Quote, verbatim, all material below, without pictures.

(Items from a dataset)
- - - - -
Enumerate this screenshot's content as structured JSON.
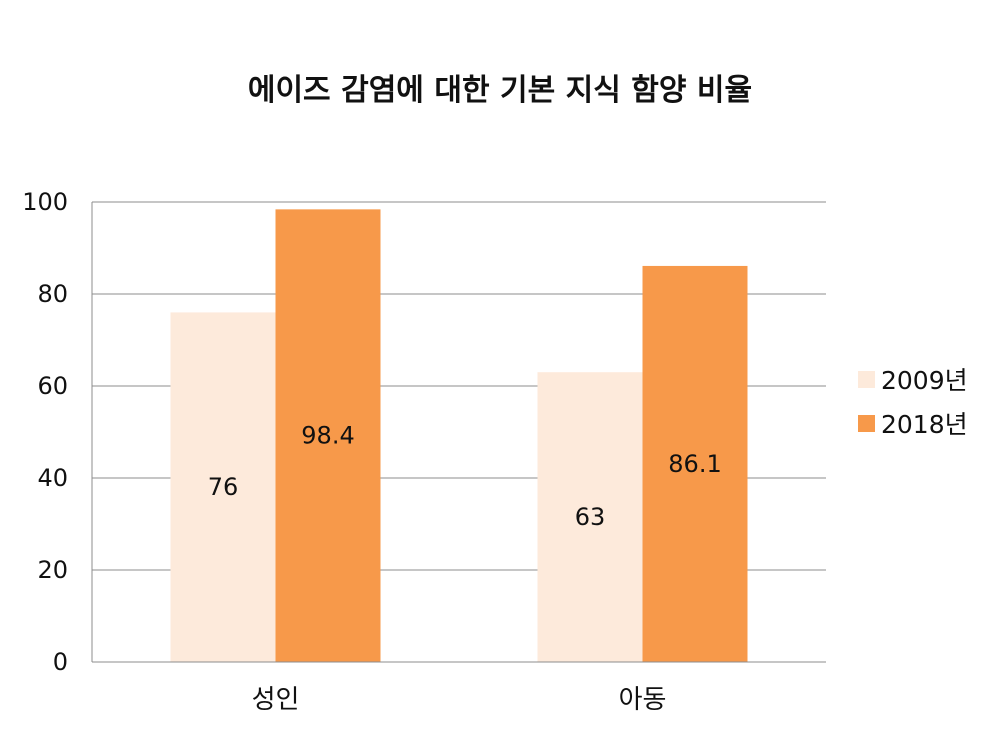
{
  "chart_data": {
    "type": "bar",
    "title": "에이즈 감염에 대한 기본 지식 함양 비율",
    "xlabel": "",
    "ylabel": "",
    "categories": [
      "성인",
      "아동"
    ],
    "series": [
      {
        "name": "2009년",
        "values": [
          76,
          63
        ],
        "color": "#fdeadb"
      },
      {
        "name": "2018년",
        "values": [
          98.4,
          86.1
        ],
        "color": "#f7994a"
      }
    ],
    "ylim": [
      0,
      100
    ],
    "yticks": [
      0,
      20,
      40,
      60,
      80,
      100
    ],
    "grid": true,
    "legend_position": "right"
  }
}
- - - - -
◆ EXERCISE ANSWER ◆
Enumerate this screenshot's content as structured JSON.
{
  "chart_data": {
    "type": "bar",
    "title": "에이즈 감염에 대한 기본 지식 함양 비율",
    "xlabel": "",
    "ylabel": "",
    "categories": [
      "성인",
      "아동"
    ],
    "series": [
      {
        "name": "2009년",
        "values": [
          76,
          63
        ],
        "color": "#fdeadb"
      },
      {
        "name": "2018년",
        "values": [
          98.4,
          86.1
        ],
        "color": "#f7994a"
      }
    ],
    "ylim": [
      0,
      100
    ],
    "yticks": [
      0,
      20,
      40,
      60,
      80,
      100
    ],
    "grid": true,
    "legend_position": "right"
  }
}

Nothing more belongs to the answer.